INSTRUCTION
Write out every line below that includes the word "động".

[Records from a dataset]
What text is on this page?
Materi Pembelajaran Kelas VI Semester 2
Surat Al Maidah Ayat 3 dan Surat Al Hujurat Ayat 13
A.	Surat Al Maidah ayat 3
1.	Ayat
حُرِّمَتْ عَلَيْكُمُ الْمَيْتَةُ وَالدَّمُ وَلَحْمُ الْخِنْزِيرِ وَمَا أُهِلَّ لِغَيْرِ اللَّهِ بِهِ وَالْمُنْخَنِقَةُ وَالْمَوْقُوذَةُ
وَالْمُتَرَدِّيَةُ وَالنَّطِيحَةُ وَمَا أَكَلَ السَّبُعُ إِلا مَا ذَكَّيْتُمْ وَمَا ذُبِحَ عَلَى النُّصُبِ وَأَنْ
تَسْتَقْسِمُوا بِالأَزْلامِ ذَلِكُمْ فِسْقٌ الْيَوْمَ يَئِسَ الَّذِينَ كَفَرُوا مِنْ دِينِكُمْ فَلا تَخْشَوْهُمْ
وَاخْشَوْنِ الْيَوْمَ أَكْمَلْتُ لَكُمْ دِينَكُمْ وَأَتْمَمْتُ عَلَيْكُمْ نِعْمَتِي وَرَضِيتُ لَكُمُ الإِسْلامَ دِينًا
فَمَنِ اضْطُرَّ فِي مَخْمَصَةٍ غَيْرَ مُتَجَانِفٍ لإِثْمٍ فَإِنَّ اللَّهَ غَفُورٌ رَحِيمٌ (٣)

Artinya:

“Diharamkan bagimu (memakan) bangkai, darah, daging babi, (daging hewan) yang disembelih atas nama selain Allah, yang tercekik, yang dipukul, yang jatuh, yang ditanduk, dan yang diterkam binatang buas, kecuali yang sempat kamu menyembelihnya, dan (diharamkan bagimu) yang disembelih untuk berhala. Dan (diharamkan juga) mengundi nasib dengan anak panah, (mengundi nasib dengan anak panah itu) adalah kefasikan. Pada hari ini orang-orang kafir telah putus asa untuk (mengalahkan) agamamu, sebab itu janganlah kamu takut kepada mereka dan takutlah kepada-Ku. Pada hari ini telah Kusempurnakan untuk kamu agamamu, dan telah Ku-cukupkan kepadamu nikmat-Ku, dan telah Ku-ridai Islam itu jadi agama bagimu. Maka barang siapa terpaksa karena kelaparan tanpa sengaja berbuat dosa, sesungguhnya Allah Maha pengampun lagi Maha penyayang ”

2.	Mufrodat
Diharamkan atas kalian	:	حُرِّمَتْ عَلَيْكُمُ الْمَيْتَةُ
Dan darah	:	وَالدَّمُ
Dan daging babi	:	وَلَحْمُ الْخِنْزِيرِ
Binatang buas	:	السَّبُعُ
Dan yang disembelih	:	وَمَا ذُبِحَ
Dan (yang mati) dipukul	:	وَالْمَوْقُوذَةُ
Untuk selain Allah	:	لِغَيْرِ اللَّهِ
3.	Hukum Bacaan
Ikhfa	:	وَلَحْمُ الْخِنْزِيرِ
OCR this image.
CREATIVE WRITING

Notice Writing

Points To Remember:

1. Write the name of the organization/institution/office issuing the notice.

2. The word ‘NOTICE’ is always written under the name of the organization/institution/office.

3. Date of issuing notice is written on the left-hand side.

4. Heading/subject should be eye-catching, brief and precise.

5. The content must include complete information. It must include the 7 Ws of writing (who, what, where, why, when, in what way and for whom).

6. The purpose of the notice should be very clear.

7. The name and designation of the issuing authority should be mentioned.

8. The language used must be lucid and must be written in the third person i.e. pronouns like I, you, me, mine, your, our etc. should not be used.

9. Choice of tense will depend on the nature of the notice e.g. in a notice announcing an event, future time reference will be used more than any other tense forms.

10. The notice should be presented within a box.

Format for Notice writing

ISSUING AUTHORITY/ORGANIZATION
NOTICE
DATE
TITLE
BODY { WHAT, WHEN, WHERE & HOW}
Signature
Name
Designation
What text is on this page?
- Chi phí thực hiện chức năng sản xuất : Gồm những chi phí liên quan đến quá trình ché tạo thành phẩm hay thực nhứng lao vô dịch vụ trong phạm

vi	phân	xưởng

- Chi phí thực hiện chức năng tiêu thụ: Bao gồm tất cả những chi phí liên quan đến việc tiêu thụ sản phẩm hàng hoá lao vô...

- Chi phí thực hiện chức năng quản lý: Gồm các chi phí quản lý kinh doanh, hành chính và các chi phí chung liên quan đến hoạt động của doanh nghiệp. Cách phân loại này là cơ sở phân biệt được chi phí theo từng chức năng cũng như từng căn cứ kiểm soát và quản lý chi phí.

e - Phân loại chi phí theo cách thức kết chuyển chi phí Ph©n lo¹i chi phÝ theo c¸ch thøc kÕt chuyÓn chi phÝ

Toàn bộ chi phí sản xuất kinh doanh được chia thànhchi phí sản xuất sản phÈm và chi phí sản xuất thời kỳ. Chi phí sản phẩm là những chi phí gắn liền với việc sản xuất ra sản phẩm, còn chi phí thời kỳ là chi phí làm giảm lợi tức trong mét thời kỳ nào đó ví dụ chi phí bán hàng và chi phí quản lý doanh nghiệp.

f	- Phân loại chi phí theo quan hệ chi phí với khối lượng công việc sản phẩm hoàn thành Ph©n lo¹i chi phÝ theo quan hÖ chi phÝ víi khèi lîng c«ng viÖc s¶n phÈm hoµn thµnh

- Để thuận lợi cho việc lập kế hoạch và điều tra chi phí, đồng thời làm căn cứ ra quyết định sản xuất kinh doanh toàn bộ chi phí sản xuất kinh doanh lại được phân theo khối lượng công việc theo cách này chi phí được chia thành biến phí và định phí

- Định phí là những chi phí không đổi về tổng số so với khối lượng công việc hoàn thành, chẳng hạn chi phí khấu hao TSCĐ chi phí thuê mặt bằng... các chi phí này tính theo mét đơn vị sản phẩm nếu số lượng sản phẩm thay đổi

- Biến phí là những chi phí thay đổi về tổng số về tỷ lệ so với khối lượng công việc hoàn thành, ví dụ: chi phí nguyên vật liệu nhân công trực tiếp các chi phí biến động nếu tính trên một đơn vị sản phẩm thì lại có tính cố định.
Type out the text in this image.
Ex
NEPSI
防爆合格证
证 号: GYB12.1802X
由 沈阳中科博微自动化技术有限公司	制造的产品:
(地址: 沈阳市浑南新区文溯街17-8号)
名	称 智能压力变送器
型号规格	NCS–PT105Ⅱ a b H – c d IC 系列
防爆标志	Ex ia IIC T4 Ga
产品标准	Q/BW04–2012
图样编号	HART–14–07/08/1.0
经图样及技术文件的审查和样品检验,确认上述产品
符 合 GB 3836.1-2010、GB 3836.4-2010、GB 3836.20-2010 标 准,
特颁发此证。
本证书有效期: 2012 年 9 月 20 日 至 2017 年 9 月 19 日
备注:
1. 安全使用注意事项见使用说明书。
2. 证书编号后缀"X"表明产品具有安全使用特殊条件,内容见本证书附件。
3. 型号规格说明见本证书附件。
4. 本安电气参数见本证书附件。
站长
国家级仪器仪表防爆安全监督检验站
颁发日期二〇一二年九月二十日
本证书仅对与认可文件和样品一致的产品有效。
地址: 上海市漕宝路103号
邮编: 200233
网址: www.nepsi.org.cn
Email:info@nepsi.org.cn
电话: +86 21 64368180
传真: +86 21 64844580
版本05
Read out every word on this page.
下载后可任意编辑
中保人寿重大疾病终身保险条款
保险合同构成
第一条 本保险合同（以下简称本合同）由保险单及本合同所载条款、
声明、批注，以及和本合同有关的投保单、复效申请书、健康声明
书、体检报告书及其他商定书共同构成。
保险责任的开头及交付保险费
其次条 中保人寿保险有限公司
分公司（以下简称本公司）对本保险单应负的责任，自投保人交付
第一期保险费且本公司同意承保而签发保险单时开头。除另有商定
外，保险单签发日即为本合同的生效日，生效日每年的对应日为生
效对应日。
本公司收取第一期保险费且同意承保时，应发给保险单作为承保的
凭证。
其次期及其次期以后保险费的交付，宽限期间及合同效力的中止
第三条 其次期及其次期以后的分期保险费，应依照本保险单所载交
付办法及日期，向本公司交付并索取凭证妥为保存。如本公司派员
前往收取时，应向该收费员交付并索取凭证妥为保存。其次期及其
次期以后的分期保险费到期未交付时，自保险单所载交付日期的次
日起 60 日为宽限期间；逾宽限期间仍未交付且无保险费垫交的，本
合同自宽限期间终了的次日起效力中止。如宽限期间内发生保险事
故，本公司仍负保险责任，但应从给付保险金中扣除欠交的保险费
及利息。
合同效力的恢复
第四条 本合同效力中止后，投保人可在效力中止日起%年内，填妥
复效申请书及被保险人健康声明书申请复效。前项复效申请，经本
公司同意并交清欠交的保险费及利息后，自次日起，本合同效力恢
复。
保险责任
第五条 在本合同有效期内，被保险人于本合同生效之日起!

REPLY TO THE TASK
- Chi phí thực hiện chức năng quản lý: Gồm các chi phí quản lý kinh doanh, hành chính và các chi phí chung liên quan đến hoạt động của doanh nghiệp. Cách phân loại này là cơ sở phân biệt được chi phí theo từng chức năng cũng như từng căn cứ kiểm soát và quản lý chi phí.
- Biến phí là những chi phí thay đổi về tổng số về tỷ lệ so với khối lượng công việc hoàn thành, ví dụ: chi phí nguyên vật liệu nhân công trực tiếp các chi phí biến động nếu tính trên một đơn vị sản phẩm thì lại có tính cố định.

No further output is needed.